* **Extrait choisi**:
<<<<
27 février : Mort du père de Molière.
6 octobre : La troupe est à Chambord, avec quinze pièces, dont une création, Monsieur de Pourceaugnac.
1670
4 janvier : Publication sous l’anonyme du pamphlet le plus violent jamais dirigé contre Molière, Élomire hypocondre, somme de tous les ragots et de toutes les mesquineries engendrés par les querelles de L’Ecole des femmes et du Tartuffe.
Les dernières années
1670
4 février : Molière donne Les Amants magnifiques pour le carnaval, sur une commande du roi, à Saint-Germain.
14 octobre : Le Bourgeois gentilhomme, donné à Chambord « pour le divertissement du roi ». La reprise au Palais-Royal, avec les intermèdes chantés et dansés, obtient un grand succès.
>>>>
* **Questions d'étude**:
a – Dans la chronologie de Molière, recopiez le passage compris entre « 6 octobre : La » et « et du Tartuffe. », inclus, en substituant « libelle » à « pamphlet ».
b – D'après la chronologie de Molière, quelle pièce nouvelle la troupe crée-t-elle lors de son séjour à Chambord le 6 octobre ?
Les items qui suivent n'ont aucun lien avec l'extrait.

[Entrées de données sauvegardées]
<<<<
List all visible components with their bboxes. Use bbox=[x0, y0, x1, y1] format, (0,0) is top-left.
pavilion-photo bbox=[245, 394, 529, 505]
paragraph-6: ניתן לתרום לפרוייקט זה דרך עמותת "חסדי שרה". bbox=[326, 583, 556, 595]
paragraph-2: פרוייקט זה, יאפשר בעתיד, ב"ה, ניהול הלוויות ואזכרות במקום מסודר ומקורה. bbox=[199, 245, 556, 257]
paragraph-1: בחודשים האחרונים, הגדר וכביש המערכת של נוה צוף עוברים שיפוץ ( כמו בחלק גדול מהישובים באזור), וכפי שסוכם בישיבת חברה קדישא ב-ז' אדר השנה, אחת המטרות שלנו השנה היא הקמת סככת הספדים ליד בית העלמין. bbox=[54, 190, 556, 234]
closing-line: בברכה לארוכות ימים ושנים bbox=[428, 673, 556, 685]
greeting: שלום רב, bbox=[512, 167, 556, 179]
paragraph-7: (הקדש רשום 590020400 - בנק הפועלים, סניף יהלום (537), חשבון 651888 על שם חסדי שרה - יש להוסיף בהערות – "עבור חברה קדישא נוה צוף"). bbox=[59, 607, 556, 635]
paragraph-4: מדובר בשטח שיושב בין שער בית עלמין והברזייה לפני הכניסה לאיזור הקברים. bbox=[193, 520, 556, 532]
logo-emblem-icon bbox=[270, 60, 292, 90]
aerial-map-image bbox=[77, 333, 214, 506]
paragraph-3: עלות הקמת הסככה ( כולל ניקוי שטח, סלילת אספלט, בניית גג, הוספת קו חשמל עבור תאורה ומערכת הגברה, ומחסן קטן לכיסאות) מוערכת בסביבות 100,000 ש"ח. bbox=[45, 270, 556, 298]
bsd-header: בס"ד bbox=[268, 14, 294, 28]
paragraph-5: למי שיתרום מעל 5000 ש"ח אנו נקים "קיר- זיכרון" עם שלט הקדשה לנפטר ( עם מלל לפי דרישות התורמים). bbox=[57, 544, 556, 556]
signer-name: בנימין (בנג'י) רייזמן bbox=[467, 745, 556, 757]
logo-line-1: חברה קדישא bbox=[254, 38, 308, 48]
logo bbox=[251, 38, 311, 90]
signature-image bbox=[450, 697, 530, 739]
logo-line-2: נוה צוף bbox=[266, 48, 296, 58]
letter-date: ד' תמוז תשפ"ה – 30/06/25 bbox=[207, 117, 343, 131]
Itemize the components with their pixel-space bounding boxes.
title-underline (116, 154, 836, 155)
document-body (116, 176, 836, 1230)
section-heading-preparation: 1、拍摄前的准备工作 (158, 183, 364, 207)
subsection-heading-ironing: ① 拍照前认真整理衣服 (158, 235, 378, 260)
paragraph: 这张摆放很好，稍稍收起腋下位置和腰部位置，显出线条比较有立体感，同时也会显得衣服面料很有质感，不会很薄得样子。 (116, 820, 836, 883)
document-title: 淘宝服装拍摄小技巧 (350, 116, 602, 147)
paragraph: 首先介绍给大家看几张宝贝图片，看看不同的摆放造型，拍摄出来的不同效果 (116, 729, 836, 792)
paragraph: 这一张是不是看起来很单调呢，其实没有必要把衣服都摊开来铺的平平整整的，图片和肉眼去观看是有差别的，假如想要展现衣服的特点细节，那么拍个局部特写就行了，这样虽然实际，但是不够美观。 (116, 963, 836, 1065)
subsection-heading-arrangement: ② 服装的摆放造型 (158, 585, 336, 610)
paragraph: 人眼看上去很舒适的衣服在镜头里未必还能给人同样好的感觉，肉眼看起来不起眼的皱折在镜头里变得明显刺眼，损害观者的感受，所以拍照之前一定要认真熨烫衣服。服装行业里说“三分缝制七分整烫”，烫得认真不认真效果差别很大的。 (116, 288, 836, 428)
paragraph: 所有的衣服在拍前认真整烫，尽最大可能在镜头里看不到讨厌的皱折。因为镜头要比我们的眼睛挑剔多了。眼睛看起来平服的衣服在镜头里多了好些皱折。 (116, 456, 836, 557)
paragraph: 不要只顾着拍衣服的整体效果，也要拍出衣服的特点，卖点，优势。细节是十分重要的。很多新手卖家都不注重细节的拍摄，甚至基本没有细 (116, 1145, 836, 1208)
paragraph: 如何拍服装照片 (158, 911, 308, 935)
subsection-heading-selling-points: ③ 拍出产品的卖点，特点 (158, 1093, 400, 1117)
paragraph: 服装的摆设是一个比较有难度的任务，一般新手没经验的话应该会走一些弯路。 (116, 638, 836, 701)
>>>>
* **Résultats attendus**:
a –
6 octobre : La troupe est à Chambord, avec quinze pièces, dont une création, Monsieur de Pourceaugnac.
1670
4 janvier : Publication sous l’anonyme du libelle le plus violent jamais dirigé contre Molière, Élomire hypocondre, somme de tous les ragots et de toutes les mesquineries engendrés par les querelles de L’Ecole des femmes et du Tartuffe.

b – Monsieur de Pourceaugnac.